*What you need to do:*
Pull out every line below containing the word "page".

(Records from a collection)
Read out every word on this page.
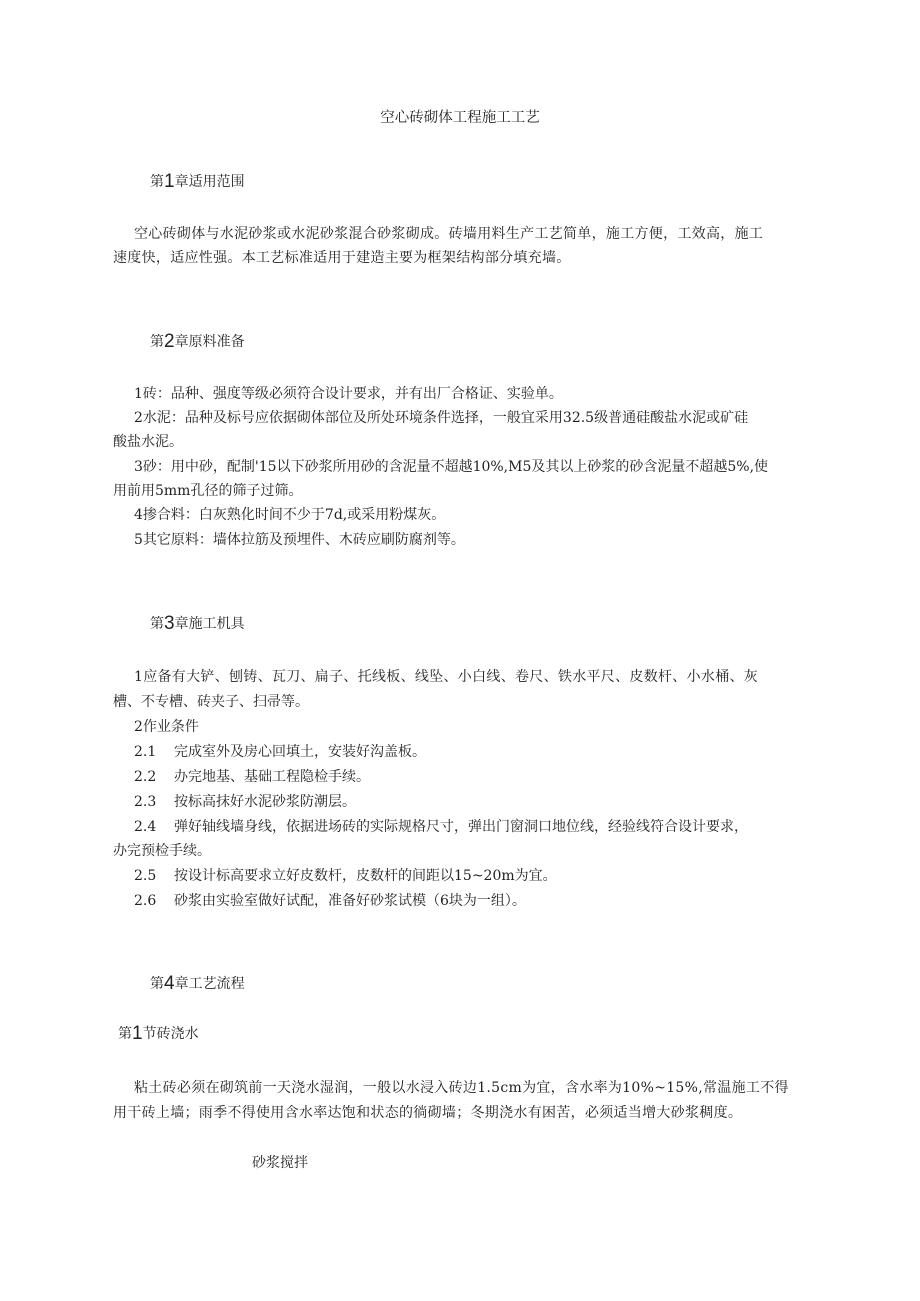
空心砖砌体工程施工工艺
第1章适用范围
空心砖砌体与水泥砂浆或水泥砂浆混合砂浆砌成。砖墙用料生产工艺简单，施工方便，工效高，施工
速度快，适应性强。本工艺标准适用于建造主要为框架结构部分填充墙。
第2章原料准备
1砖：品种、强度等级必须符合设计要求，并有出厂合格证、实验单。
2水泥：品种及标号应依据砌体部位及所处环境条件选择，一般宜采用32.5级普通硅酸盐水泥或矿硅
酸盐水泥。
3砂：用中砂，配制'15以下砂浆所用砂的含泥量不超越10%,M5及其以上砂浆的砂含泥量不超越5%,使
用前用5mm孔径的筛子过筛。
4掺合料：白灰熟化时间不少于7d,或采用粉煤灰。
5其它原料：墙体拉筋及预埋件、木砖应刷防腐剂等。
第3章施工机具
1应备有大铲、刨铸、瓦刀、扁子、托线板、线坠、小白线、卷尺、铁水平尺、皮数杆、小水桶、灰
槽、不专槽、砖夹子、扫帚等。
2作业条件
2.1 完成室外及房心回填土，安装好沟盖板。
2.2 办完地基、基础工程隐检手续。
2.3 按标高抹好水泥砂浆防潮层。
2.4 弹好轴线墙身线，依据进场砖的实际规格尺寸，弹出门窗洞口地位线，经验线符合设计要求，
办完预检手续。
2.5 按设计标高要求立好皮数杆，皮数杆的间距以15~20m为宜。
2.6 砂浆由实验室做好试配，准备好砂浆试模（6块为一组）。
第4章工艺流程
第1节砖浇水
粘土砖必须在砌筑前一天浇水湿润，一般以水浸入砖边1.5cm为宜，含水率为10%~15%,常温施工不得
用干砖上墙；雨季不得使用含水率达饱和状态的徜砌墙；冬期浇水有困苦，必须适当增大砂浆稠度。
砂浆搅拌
--
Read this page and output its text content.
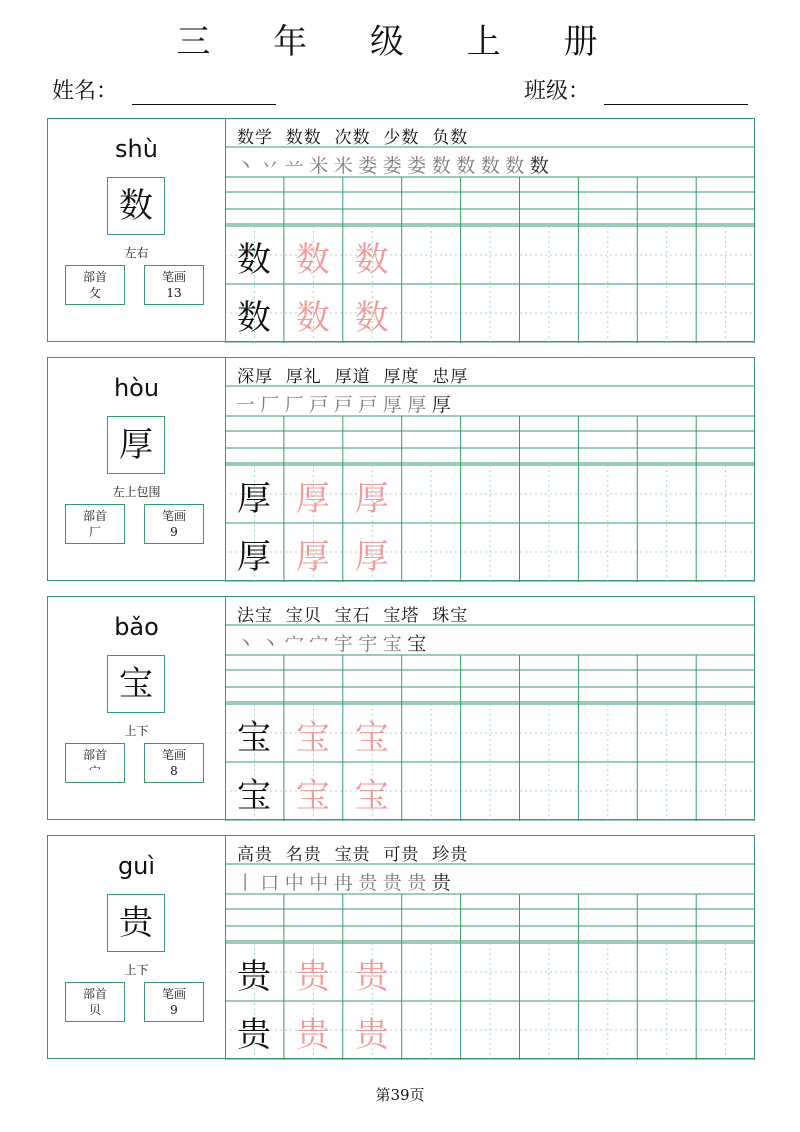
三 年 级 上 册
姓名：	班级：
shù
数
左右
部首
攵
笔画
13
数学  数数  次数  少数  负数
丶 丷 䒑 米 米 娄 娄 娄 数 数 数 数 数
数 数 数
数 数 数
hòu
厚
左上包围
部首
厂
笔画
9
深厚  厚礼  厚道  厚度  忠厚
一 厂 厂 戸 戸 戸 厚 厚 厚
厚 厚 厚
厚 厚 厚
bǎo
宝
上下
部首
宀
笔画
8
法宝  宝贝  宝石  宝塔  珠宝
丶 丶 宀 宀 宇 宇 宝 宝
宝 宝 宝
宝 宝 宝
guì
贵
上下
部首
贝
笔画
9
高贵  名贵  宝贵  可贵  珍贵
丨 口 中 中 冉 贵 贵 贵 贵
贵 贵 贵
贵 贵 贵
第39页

*Complete output:*
Read out every word on this page.
Read this page and output its text content.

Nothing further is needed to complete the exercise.